'''

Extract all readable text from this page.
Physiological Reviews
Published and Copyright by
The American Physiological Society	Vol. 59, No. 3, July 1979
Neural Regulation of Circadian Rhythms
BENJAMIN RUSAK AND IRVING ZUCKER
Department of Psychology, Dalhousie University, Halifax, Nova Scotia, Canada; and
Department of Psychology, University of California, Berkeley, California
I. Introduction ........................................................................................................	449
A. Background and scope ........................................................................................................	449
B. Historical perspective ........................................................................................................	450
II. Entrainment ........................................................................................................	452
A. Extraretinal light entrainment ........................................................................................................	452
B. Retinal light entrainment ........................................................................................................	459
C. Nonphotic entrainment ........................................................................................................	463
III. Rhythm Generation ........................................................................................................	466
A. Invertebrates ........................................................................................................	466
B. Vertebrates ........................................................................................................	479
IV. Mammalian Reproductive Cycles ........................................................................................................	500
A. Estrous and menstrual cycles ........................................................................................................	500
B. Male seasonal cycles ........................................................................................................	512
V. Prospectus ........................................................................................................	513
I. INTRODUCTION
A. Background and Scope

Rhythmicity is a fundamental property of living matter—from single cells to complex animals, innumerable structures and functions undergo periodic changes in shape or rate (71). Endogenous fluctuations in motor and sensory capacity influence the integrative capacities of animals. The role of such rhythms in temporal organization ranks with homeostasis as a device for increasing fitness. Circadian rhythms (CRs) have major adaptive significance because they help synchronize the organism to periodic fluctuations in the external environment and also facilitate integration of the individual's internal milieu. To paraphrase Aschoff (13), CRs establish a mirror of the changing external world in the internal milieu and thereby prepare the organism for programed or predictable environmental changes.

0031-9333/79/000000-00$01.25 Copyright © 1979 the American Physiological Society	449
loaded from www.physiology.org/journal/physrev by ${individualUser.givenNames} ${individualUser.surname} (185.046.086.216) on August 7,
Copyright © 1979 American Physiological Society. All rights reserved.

'''

WHAT THE TASK ASKS: Display each line of the data where "Physiological" occurs.

EXERCISE OUTPUT:
Physiological Reviews
The American Physiological Society	Vol. 59, No. 3, July 1979
0031-9333/79/000000-00$01.25 Copyright © 1979 the American Physiological Society	449
Copyright © 1979 American Physiological Society. All rights reserved.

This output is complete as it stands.